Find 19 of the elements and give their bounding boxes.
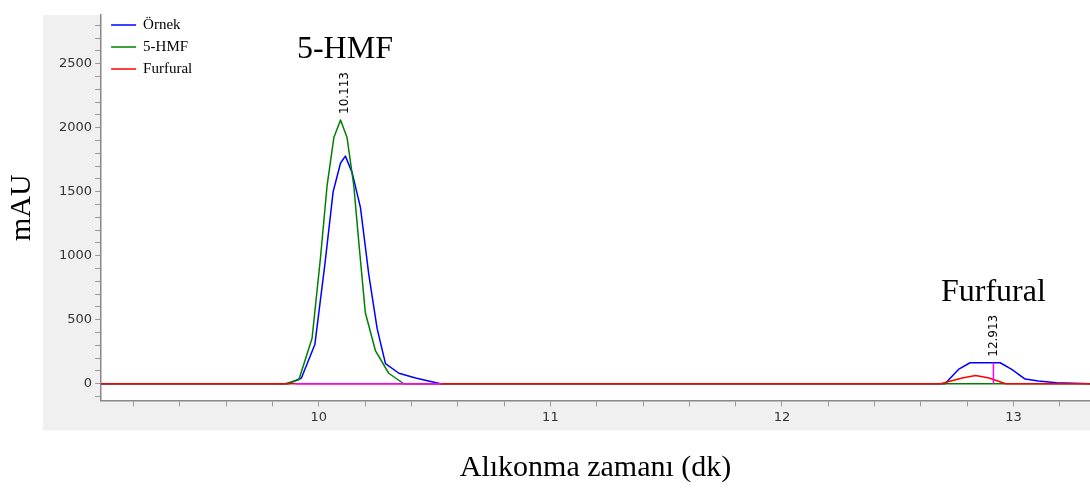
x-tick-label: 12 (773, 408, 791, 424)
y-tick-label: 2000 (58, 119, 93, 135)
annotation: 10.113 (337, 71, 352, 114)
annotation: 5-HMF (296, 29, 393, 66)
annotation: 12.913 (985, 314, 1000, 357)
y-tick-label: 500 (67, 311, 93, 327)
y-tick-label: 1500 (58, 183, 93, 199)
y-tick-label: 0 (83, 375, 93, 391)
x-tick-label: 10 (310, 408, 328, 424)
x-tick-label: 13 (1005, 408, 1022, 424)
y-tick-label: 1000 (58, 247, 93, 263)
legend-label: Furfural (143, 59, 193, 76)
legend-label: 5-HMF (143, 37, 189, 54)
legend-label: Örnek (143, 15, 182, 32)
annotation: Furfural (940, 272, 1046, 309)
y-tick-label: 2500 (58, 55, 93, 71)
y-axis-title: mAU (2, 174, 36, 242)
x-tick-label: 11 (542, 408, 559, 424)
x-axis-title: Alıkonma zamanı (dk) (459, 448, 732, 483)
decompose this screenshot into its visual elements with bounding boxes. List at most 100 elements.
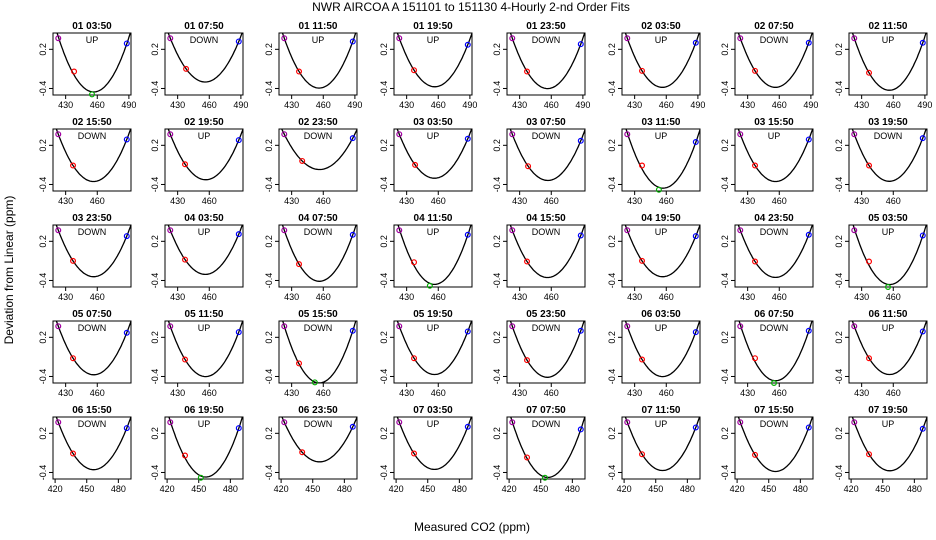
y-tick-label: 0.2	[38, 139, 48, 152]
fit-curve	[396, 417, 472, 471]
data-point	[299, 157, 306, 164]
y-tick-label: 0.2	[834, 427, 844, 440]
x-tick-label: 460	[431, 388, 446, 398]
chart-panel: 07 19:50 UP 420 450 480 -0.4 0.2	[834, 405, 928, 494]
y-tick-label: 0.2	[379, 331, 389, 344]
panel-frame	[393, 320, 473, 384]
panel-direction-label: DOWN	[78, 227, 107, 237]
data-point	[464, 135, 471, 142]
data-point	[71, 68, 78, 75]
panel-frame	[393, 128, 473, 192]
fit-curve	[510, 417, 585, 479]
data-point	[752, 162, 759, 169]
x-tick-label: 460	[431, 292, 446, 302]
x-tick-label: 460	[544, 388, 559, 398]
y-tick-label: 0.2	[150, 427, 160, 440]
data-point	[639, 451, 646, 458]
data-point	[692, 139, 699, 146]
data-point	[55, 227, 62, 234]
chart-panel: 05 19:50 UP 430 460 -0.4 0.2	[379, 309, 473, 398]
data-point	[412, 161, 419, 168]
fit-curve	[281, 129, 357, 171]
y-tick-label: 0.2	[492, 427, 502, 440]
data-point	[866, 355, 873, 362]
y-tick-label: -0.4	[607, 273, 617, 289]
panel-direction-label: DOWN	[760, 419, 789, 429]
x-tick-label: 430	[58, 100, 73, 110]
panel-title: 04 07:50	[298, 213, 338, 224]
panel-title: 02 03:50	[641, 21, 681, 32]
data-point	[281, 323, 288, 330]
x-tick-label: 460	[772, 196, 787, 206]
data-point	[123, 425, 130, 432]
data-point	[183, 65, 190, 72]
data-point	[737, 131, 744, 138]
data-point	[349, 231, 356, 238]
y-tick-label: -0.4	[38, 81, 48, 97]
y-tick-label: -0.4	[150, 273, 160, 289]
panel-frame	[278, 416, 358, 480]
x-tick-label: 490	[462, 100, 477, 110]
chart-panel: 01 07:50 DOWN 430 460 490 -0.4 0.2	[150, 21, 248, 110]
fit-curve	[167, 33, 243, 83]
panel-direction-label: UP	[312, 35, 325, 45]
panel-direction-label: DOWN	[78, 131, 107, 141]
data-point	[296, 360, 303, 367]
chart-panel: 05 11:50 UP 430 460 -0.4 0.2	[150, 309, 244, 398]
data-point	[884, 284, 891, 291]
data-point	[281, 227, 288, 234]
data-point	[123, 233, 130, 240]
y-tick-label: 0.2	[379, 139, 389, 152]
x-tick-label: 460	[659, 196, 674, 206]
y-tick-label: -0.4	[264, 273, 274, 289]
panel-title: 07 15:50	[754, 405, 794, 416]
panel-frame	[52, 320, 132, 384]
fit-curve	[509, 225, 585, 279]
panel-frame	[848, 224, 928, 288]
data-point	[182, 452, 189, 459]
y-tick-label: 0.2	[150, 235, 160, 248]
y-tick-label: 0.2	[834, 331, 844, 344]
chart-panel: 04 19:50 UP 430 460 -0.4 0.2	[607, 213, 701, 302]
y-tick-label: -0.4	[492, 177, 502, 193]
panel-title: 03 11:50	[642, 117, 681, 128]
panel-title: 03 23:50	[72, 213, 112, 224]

★ ★ ★

(Your goal) Reproduce the material from the line with "x-tick-label: 12 (773, 408, 791, 424)" up to and including the line with "y-tick-label: 0 (83, 375, 93, 391)", swapping "annotation" for "callout" and leaving everything else unchanged.

(Correct output)
x-tick-label: 12 (773, 408, 791, 424)
y-tick-label: 2000 (58, 119, 93, 135)
callout: 10.113 (337, 71, 352, 114)
callout: 5-HMF (296, 29, 393, 66)
callout: 12.913 (985, 314, 1000, 357)
y-tick-label: 500 (67, 311, 93, 327)
y-tick-label: 1500 (58, 183, 93, 199)
y-tick-label: 0 (83, 375, 93, 391)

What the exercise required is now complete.